=== Extrait fourni ===

Pour ces raisons, je rejoins parfaitement l'analyse de M. le rapporteur général et, en termes d'appel, je voterai cet amendement.
M. Paul Loridant. Je demande la parole pour explication de vote.
M. le président. La parole est à M. Loridant.
M. Paul Loridant. Je veux d'abord apporter une rectification sur un point que personne n'a soulevé.
Certes, monsieur le secrétaire d'Etat, il existe un accord entre France Télécom et l'Etat, mais il résulte d'une loi. A cette époque, votre prédécesseur, à votre banc, s'appelait Michel Charasse, et j'étais intervenu pour m'opposer aux propositions qu'il présentait au nom du Gouvernement...
M. Michel Mercier. Il a beaucoup péché !
M. Paul Loridant. Monsieur le secrétaire d'Etat, je me permets de vous dire que vous défendez une thèse perdue, pour la simple et bonne raison qu'aujourd'hui, dans la mesure où France Télécom est une entreprise de droit commun, du fait de la dérégulation du marché des télécommunications - personnellement je m'y étais opposé - elle doit impérativement pour sa survie - j'insiste - être assujettie aux mêmes règles que les autres sociétés de son secteur.
Sinon, que se passera-t-il ? C'est très simple, monsieur le secrétaire d'Etat.
Je prends l'exemple d'une commune de la banlieue parisienne où se trouve une zone d'activité très pointue, disons la commune des Ulis. (Sourires.) Des entreprises de télécommunications, Bouygues ou SFR, veulent à tout prix desservir cette zone. Dès lors qu'il y a dérégulation, elles viendront s'y installer. Pour quels motifs le maire de la commune s'y opposerait-il dans la mesure où ces entreprises paieront une taxe professionnelle ? Dès lors qu'on est entré dans le jeu de la dérégulation et du tout marché, il faut aller jusqu'au bout de la logique !

===

Consigne 1: Recopiez l'extrait du débat sur France Télécom en commençant à « M. Michel Mercier. » et en terminant à « de son secteur. ».
Consigne 2: Prolongez l'extrait du débat sur France Télécom à la suite de sa dernière phrase.

=== Données fournies ===

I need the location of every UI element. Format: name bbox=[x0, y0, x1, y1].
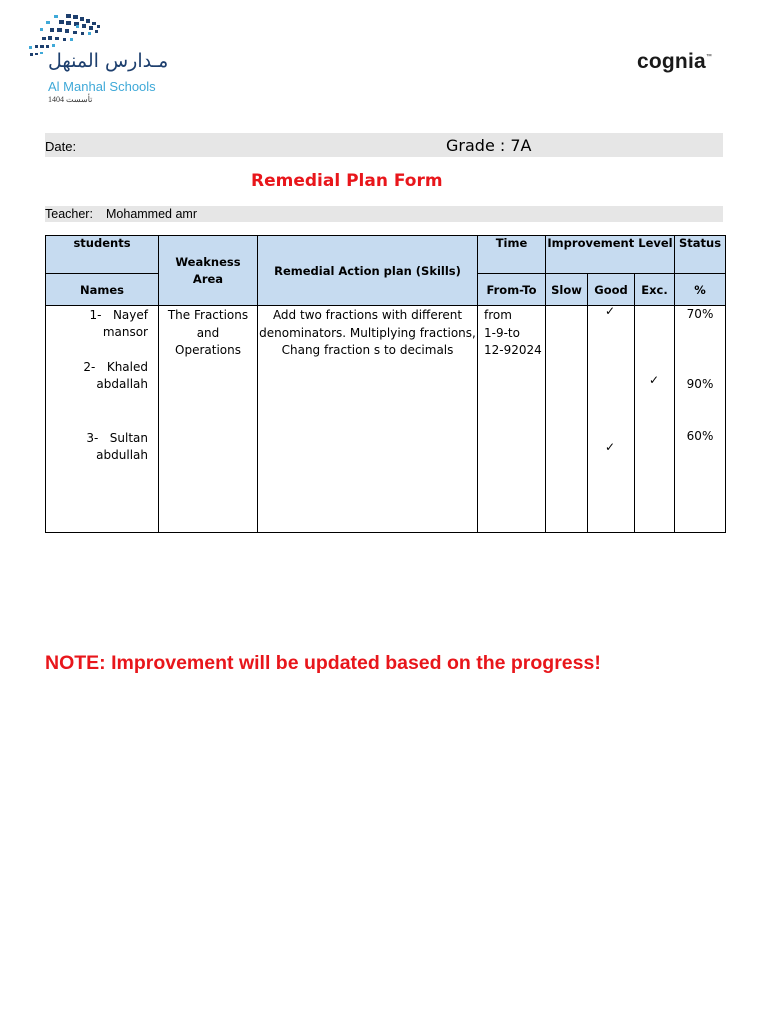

===

Réponse attendue 1:
M. Michel Mercier. Il a beaucoup péché !
M. Paul Loridant. Monsieur le secrétaire d'Etat, je me permets de vous dire que vous défendez une thèse perdue, pour la simple et bonne raison qu'aujourd'hui, dans la mesure où France Télécom est une entreprise de droit commun, du fait de la dérégulation du marché des télécommunications - personnellement je m'y étais opposé - elle doit impérativement pour sa survie - j'insiste - être assujettie aux mêmes règles que les autres sociétés de son secteur.

Réponse attendue 2:
Bien, évidemment Bouygues et SFR ont eu l'autorisation du conseil municipal unanime pour installer un réseau câblé desservant cette zone d'activité !
A nos amis de France Télécom qui souhaitaient eux aussi développer leurs structures, nous avons répondu qu'ils ne nous intéressaient pas, car ils ne payaient pas de taxe professionnelle à la commune !
Alors, monsieur le secrétaire d'Etat, je tiens à vous dire que la thèse que vous défendez est totalement perdue, dès lors que le Gouvernement et les pouvoirs publics ont décidé de déréguler le marché des télécommunications.
M. Michel Charasse. Je demande la parole pour explication de vote.
M. le président. La parole est à M. Charasse.
M. Michel Charasse. Avec mes amis nous ne voterons pas l'amendement n° I-62.
Mais, puisque M. Loridant a amicalement rappelé le passé, je souhaite appeler l'attention du Sénat sur un point particulier d'histoire qui ne me paraît pas négligeable.
Lorsque le Parlement à voté la loi transformant le statut de France Télécom, en 1990, je crois,...
M. Michel Mercier. En 1995 !
M. Michel Charasse. A l'origine, c'était en 1990 !
M. Pierre Hérisson. En 1990 et en 1995 !
M. Michel Charasse. Je m'excuse, je suis concerné par ce qui s'est fait en 1990 !
M. Michel Mercier. M. Charasse n'a rien fait en 1996 !
M. Michel Charasse. ... je me suis trouvé dans la situation suivante - l'Etat et le Gouvernement se sont trouvés dans la situation suivante.
M. Jean Chérioux. L'Etat, c'est moi !
M. Michel Charasse. France Télécom sous son ancien statut n'était pas imposable aux impôts locaux et, subitement, il ou elle l'est devenu. La question s'est naturellement posée de savoir s'il fallait appliquer ou pas le droit commun.
Mes chers collègues, je me souviens parfaitement qu'à l'époque le débat a moins porté sur la question de savoir s'il fallait tomber dans le droit commun que sur la question de savoir s'il était normal et juste que les collectivités ayant la chance d'avoir sur leur territoire le siège d'une importante installation de France Télécom perçoivent seules cette nouvelle rente qui leur arrivait sans qu'elles aient rien fait ou demandé !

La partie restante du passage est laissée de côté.